◆ THE REQUEST:
Repeat each record exactly as written, and drop any images.

◆ LISTED ENTRIES:

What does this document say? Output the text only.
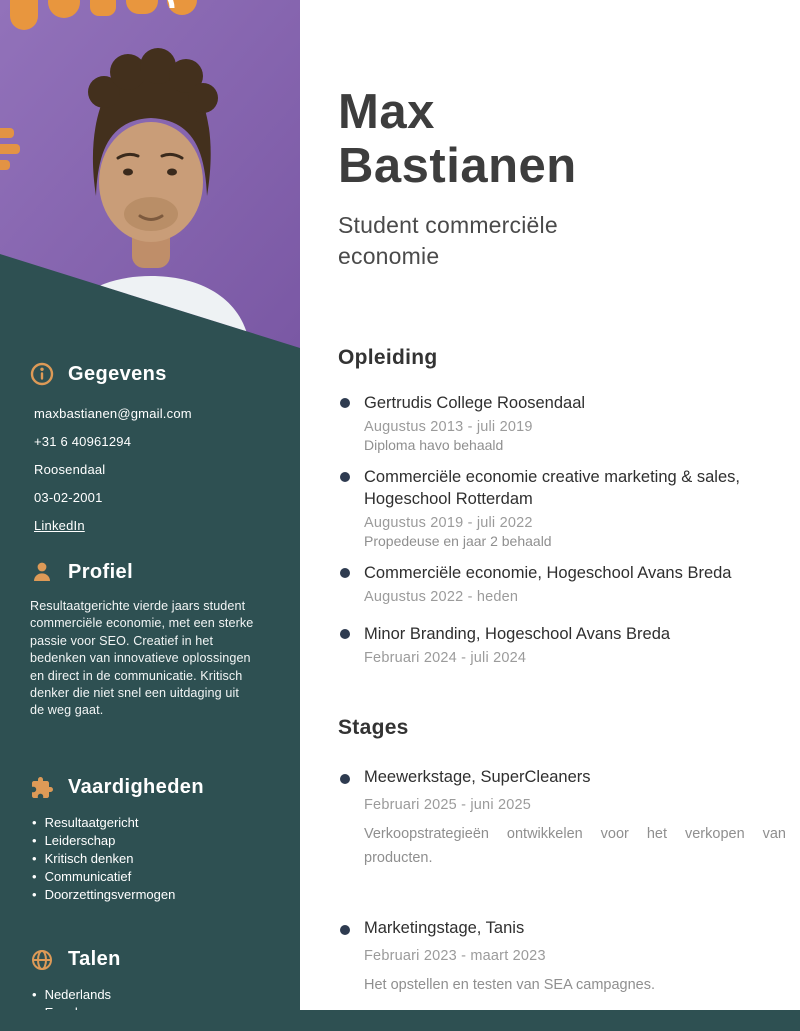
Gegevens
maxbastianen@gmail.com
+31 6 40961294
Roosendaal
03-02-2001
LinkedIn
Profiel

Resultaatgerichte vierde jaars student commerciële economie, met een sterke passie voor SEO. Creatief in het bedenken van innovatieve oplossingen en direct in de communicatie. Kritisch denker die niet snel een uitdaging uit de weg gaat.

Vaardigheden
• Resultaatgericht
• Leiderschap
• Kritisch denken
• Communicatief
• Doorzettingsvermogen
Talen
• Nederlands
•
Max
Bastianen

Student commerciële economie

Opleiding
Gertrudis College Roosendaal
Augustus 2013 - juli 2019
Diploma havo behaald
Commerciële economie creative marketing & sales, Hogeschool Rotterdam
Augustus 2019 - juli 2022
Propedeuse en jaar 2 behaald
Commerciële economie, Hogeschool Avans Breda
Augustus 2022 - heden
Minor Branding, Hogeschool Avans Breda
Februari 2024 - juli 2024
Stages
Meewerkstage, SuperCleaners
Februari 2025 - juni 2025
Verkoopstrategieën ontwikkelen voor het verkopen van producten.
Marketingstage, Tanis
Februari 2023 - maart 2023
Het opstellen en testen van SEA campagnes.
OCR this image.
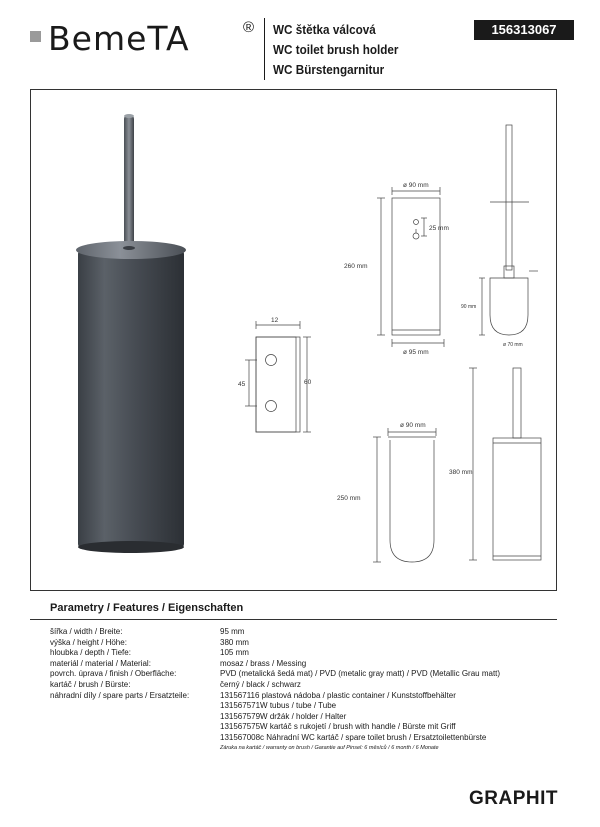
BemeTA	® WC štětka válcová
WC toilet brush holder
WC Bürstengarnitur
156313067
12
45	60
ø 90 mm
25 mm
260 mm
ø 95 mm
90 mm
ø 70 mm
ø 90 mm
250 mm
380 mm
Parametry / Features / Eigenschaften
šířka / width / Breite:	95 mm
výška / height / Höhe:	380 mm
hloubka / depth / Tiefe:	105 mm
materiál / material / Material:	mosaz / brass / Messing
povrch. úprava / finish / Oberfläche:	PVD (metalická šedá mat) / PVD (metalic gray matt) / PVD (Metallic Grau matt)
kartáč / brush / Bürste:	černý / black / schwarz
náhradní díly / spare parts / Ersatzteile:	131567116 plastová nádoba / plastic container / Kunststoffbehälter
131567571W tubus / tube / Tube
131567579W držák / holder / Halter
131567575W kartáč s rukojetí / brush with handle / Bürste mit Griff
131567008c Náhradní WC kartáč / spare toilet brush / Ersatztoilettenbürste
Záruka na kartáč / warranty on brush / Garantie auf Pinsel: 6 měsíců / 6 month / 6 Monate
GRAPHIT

◆ ANSWER:
What does this document say? Output the text only.
Gegevens
maxbastianen@gmail.com
+31 6 40961294
Roosendaal
03-02-2001
LinkedIn
Profiel

Resultaatgerichte vierde jaars student commerciële economie, met een sterke passie voor SEO. Creatief in het bedenken van innovatieve oplossingen en direct in de communicatie. Kritisch denker die niet snel een uitdaging uit de weg gaat.

Vaardigheden
• Resultaatgericht
• Leiderschap
• Kritisch denken
• Communicatief
• Doorzettingsvermogen
Talen
• Nederlands
•
Max
Bastianen

Student commerciële economie

Opleiding
Gertrudis College Roosendaal
Augustus 2013 - juli 2019
Diploma havo behaald
Commerciële economie creative marketing & sales, Hogeschool Rotterdam
Augustus 2019 - juli 2022
Propedeuse en jaar 2 behaald
Commerciële economie, Hogeschool Avans Breda
Augustus 2022 - heden
Minor Branding, Hogeschool Avans Breda
Februari 2024 - juli 2024
Stages
Meewerkstage, SuperCleaners
Februari 2025 - juni 2025
Verkoopstrategieën ontwikkelen voor het verkopen van producten.
Marketingstage, Tanis
Februari 2023 - maart 2023
Het opstellen en testen van SEA campagnes.
OCR this image.
BemeTA	® WC štětka válcová
WC toilet brush holder
WC Bürstengarnitur
156313067
12
45	60
ø 90 mm
25 mm
260 mm
ø 95 mm
90 mm
ø 70 mm
ø 90 mm
250 mm
380 mm
Parametry / Features / Eigenschaften
šířka / width / Breite:	95 mm
výška / height / Höhe:	380 mm
hloubka / depth / Tiefe:	105 mm
materiál / material / Material:	mosaz / brass / Messing
povrch. úprava / finish / Oberfläche:	PVD (metalická šedá mat) / PVD (metalic gray matt) / PVD (Metallic Grau matt)
kartáč / brush / Bürste:	černý / black / schwarz
náhradní díly / spare parts / Ersatzteile:	131567116 plastová nádoba / plastic container / Kunststoffbehälter
131567571W tubus / tube / Tube
131567579W držák / holder / Halter
131567575W kartáč s rukojetí / brush with handle / Bürste mit Griff
131567008c Náhradní WC kartáč / spare toilet brush / Ersatztoilettenbürste
Záruka na kartáč / warranty on brush / Garantie auf Pinsel: 6 měsíců / 6 month / 6 Monate
GRAPHIT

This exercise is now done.